== Provided records

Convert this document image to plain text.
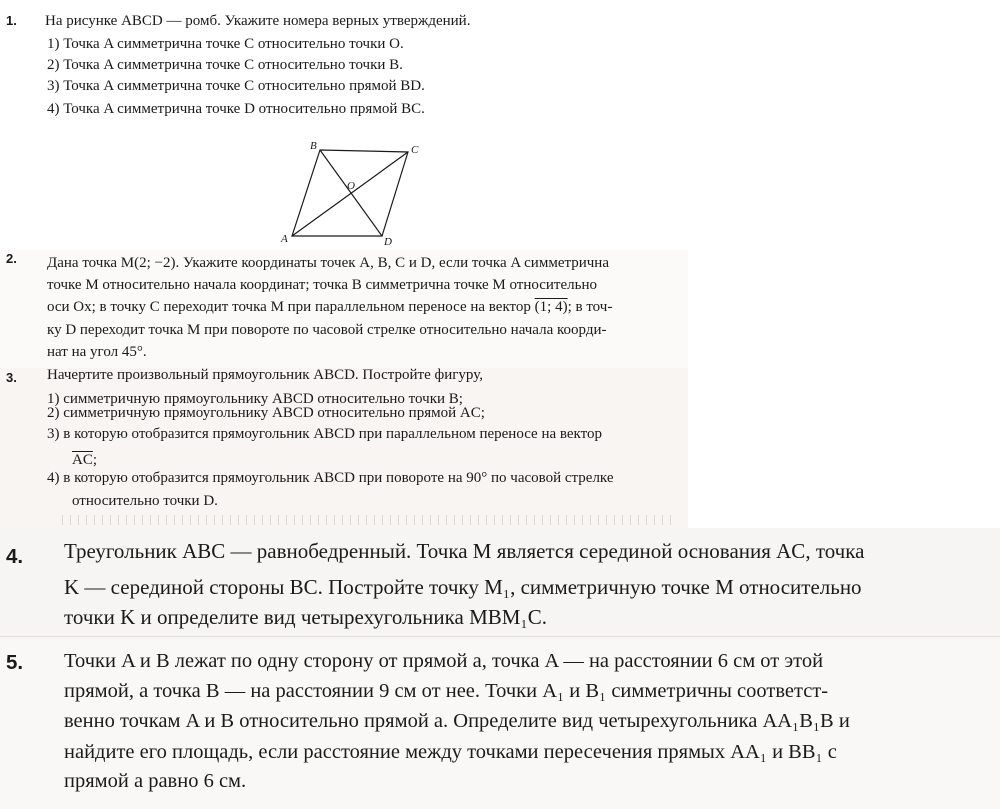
1. На рисунке ABCD — ромб. Укажите номера верных утверждений.
1) Точка A симметрична точке C относительно точки O.
2) Точка A симметрична точке C относительно точки B.
3) Точка A симметрична точке C относительно прямой BD.
4) Точка A симметрична точке D относительно прямой BC.
B	C
O
A	D
2. Дана точка M(2; −2). Укажите координаты точек A, B, C и D, если точка A симметрична
точке M относительно начала координат; точка B симметрична точке M относительно
оси Ox; в точку C переходит точка M при параллельном переносе на вектор (1; 4); в точ-
ку D переходит точка M при повороте по часовой стрелке относительно начала коорди-
нат на угол 45°.
3. Начертите произвольный прямоугольник ABCD. Постройте фигуру,
1) симметричную прямоугольнику ABCD относительно точки B;
2) симметричную прямоугольнику ABCD относительно прямой AC;
3) в которую отобразится прямоугольник ABCD при параллельном переносе на вектор
$\overline{AC}$;
4) в которую отобразится прямоугольник ABCD при повороте на 90° по часовой стрелке
относительно точки D.
4. Треугольник ABC — равнобедренный. Точка M является серединой основания AC, точка
K — серединой стороны BC. Постройте точку M₁, симметричную точке M относительно
точки K и определите вид четырехугольника MBM₁C.
5. Точки A и B лежат по одну сторону от прямой a, точка A — на расстоянии 6 см от этой
прямой, а точка B — на расстоянии 9 см от нее. Точки A₁ и B₁ симметричны соответст-
венно точкам A и B относительно прямой a. Определите вид четырехугольника AA₁B₁B и
найдите его площадь, если расстояние между точками пересечения прямых AA₁ и BB₁ с
прямой a равно 6 см.
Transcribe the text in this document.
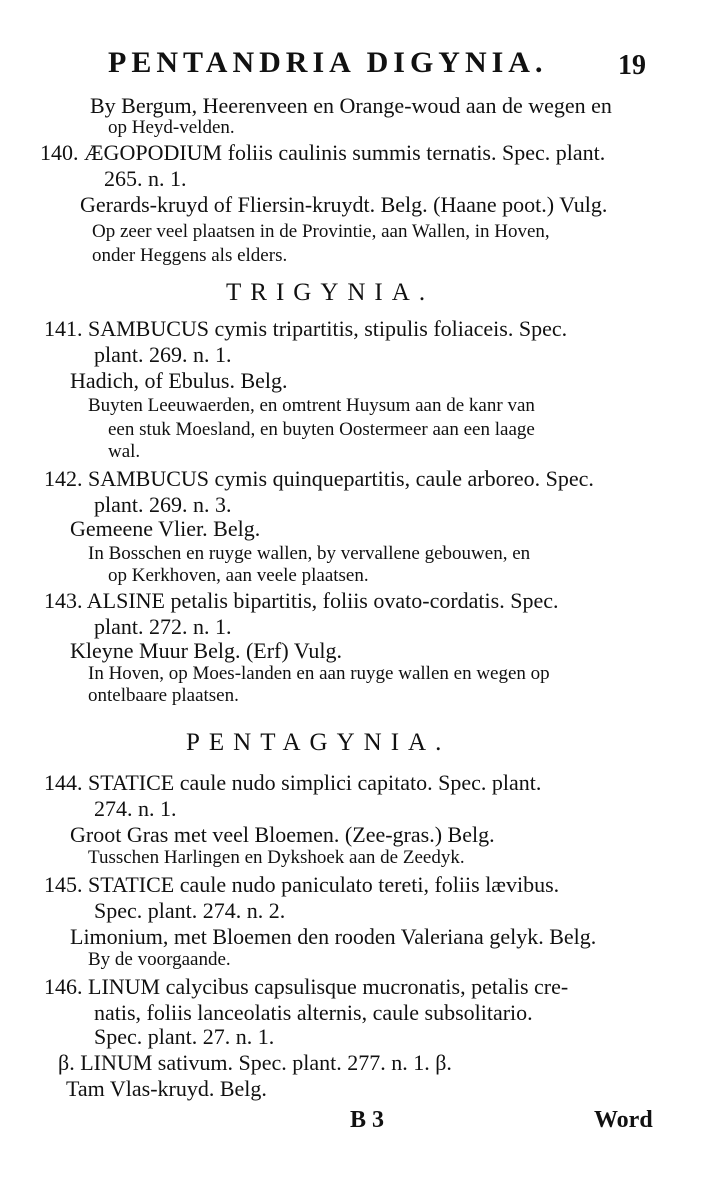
PENTANDRIA DIGYNIA.	19
By Bergum, Heerenveen en Orange-woud aan de wegen en
op Heyd-velden.
140. ÆGOPODIUM foliis caulinis summis ternatis. Spec. plant.
265. n. 1.
Gerards-kruyd of Fliersin-kruydt. Belg. (Haane poot.) Vulg.
Op zeer veel plaatsen in de Provintie, aan Wallen, in Hoven,
onder Heggens als elders.
TRIGYNIA.
141. SAMBUCUS cymis tripartitis, stipulis foliaceis. Spec.
plant. 269. n. 1.
Hadich, of Ebulus. Belg.
Buyten Leeuwaerden, en omtrent Huysum aan de kanr van
een stuk Moesland, en buyten Oostermeer aan een laage
wal.
142. SAMBUCUS cymis quinquepartitis, caule arboreo. Spec.
plant. 269. n. 3.
Gemeene Vlier. Belg.
In Bosschen en ruyge wallen, by vervallene gebouwen, en
op Kerkhoven, aan veele plaatsen.
143. ALSINE petalis bipartitis, foliis ovato-cordatis. Spec.
plant. 272. n. 1.
Kleyne Muur Belg. (Erf) Vulg.
In Hoven, op Moes-landen en aan ruyge wallen en wegen op
ontelbaare plaatsen.
PENTAGYNIA.
144. STATICE caule nudo simplici capitato. Spec. plant.
274. n. 1.
Groot Gras met veel Bloemen. (Zee-gras.) Belg.
Tusschen Harlingen en Dykshoek aan de Zeedyk.
145. STATICE caule nudo paniculato tereti, foliis lævibus.
Spec. plant. 274. n. 2.
Limonium, met Bloemen den rooden Valeriana gelyk. Belg.
By de voorgaande.
146. LINUM calycibus capsulisque mucronatis, petalis cre-
natis, foliis lanceolatis alternis, caule subsolitario.
Spec. plant. 27. n. 1.
β. LINUM sativum. Spec. plant. 277. n. 1. β.
Tam Vlas-kruyd. Belg.
B 3	Word
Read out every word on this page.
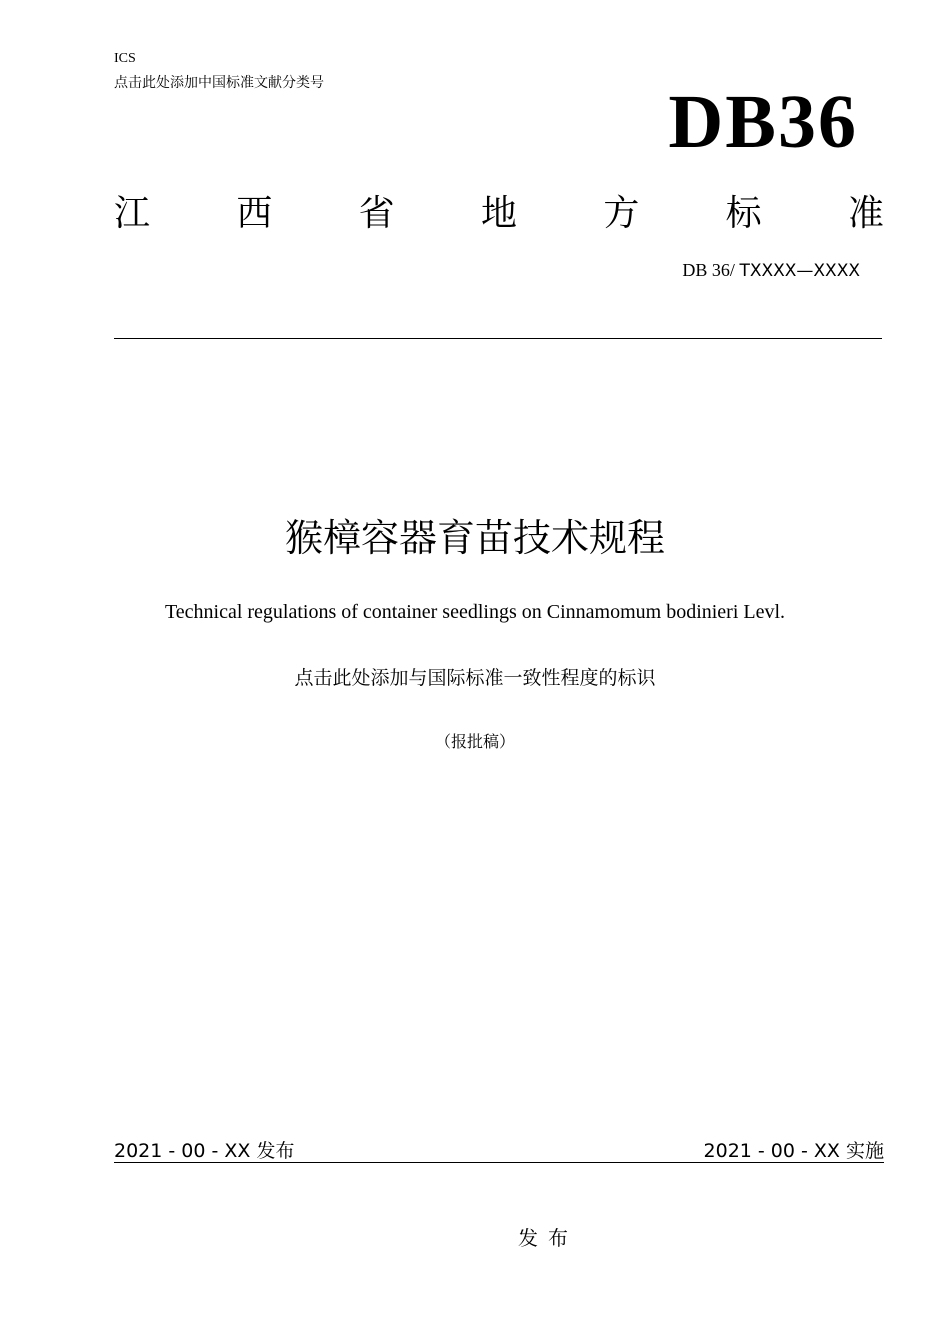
ICS
点击此处添加中国标准文献分类号	DB36
江 西 省 地 方 标 准
DB 36/ TXXXX—XXXX
猴樟容器育苗技术规程
Technical regulations of container seedlings on Cinnamomum bodinieri Levl.
点击此处添加与国际标准一致性程度的标识
（报批稿）
2021 - 00 - XX 发布	2021 - 00 - XX 实施
发布
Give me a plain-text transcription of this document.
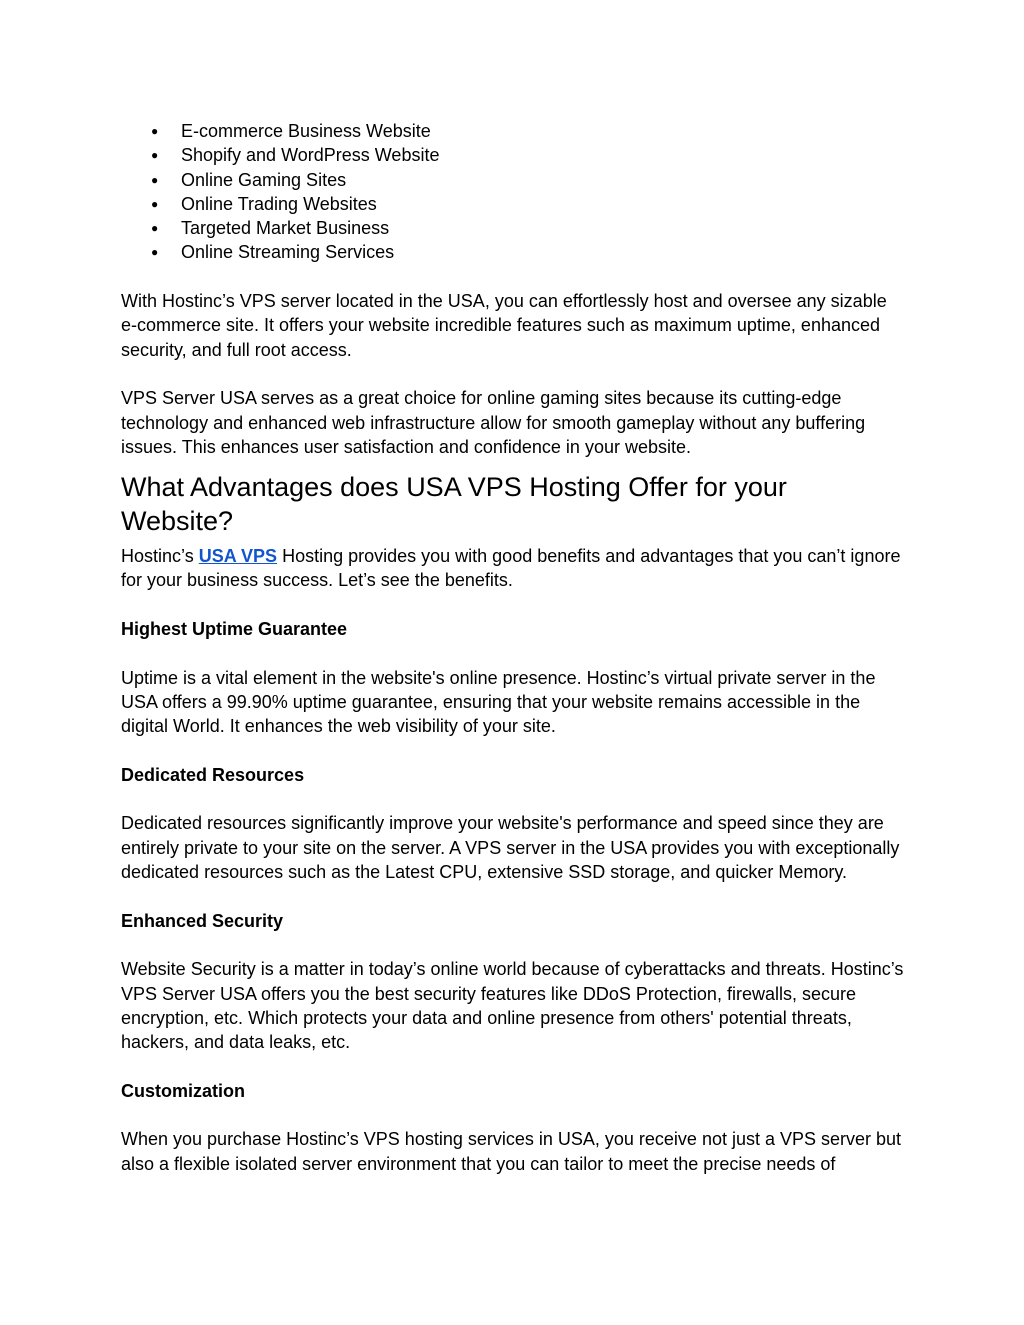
● E-commerce Business Website
● Shopify and WordPress Website
● Online Gaming Sites
● Online Trading Websites
● Targeted Market Business
● Online Streaming Services

With Hostinc’s VPS server located in the USA, you can effortlessly host and oversee any sizable e-commerce site. It offers your website incredible features such as maximum uptime, enhanced security, and full root access.

VPS Server USA serves as a great choice for online gaming sites because its cutting-edge technology and enhanced web infrastructure allow for smooth gameplay without any buffering issues. This enhances user satisfaction and confidence in your website.

What Advantages does USA VPS Hosting Offer for your Website?

Hostinc’s USA VPS Hosting provides you with good benefits and advantages that you can’t ignore for your business success. Let’s see the benefits.

Highest Uptime Guarantee

Uptime is a vital element in the website's online presence. Hostinc’s virtual private server in the USA offers a 99.90% uptime guarantee, ensuring that your website remains accessible in the digital World. It enhances the web visibility of your site.

Dedicated Resources

Dedicated resources significantly improve your website's performance and speed since they are entirely private to your site on the server. A VPS server in the USA provides you with exceptionally dedicated resources such as the Latest CPU, extensive SSD storage, and quicker Memory.

Enhanced Security

Website Security is a matter in today’s online world because of cyberattacks and threats. Hostinc’s VPS Server USA offers you the best security features like DDoS Protection, firewalls, secure encryption, etc. Which protects your data and online presence from others' potential threats, hackers, and data leaks, etc.

Customization

When you purchase Hostinc’s VPS hosting services in USA, you receive not just a VPS server but also a flexible isolated server environment that you can tailor to meet the precise needs of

====

● **Goal of the exercise**: Take each line of the material that contains the word "Постройте" and list it.

● **Output of the exercise**:
3. Начертите произвольный прямоугольник ABCD. Постройте фигуру,
K — серединой стороны BC. Постройте точку M₁, симметричную точке M относительно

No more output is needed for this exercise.